--- start of Records shown ---

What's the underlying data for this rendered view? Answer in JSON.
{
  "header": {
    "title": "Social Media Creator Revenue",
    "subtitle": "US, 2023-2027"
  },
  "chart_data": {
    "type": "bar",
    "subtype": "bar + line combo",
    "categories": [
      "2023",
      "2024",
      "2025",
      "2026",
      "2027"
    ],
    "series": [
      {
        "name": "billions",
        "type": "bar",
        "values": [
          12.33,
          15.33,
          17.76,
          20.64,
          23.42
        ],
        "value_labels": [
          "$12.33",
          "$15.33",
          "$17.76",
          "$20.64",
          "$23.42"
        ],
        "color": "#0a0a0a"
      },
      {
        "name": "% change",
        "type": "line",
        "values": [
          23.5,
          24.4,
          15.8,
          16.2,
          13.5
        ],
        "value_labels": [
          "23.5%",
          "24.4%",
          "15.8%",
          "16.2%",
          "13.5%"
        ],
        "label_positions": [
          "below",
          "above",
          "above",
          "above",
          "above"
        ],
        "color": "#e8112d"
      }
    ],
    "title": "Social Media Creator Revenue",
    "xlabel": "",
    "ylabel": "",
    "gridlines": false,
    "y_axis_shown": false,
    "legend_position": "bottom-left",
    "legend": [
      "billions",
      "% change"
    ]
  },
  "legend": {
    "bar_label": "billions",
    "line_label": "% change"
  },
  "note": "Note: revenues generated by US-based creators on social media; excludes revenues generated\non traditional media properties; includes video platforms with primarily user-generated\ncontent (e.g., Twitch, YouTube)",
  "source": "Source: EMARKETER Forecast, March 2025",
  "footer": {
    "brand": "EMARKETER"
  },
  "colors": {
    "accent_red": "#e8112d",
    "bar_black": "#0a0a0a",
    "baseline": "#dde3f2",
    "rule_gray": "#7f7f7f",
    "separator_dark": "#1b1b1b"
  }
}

--- end of Records shown ---

Reproduce all the data word for word.

What's the underlying data for this rendered view? Answer in JSON.
{
  "header": {
    "title": "Social Media Creator Revenue",
    "subtitle": "US, 2023-2027"
  },
  "chart_data": {
    "type": "bar",
    "subtype": "bar + line combo",
    "categories": [
      "2023",
      "2024",
      "2025",
      "2026",
      "2027"
    ],
    "series": [
      {
        "name": "billions",
        "type": "bar",
        "values": [
          12.33,
          15.33,
          17.76,
          20.64,
          23.42
        ],
        "value_labels": [
          "$12.33",
          "$15.33",
          "$17.76",
          "$20.64",
          "$23.42"
        ],
        "color": "#0a0a0a"
      },
      {
        "name": "% change",
        "type": "line",
        "values": [
          23.5,
          24.4,
          15.8,
          16.2,
          13.5
        ],
        "value_labels": [
          "23.5%",
          "24.4%",
          "15.8%",
          "16.2%",
          "13.5%"
        ],
        "label_positions": [
          "below",
          "above",
          "above",
          "above",
          "above"
        ],
        "color": "#e8112d"
      }
    ],
    "title": "Social Media Creator Revenue",
    "xlabel": "",
    "ylabel": "",
    "gridlines": false,
    "y_axis_shown": false,
    "legend_position": "bottom-left",
    "legend": [
      "billions",
      "% change"
    ]
  },
  "legend": {
    "bar_label": "billions",
    "line_label": "% change"
  },
  "note": "Note: revenues generated by US-based creators on social media; excludes revenues generated\non traditional media properties; includes video platforms with primarily user-generated\ncontent (e.g., Twitch, YouTube)",
  "source": "Source: EMARKETER Forecast, March 2025",
  "footer": {
    "brand": "EMARKETER"
  },
  "colors": {
    "accent_red": "#e8112d",
    "bar_black": "#0a0a0a",
    "baseline": "#dde3f2",
    "rule_gray": "#7f7f7f",
    "separator_dark": "#1b1b1b"
  }
}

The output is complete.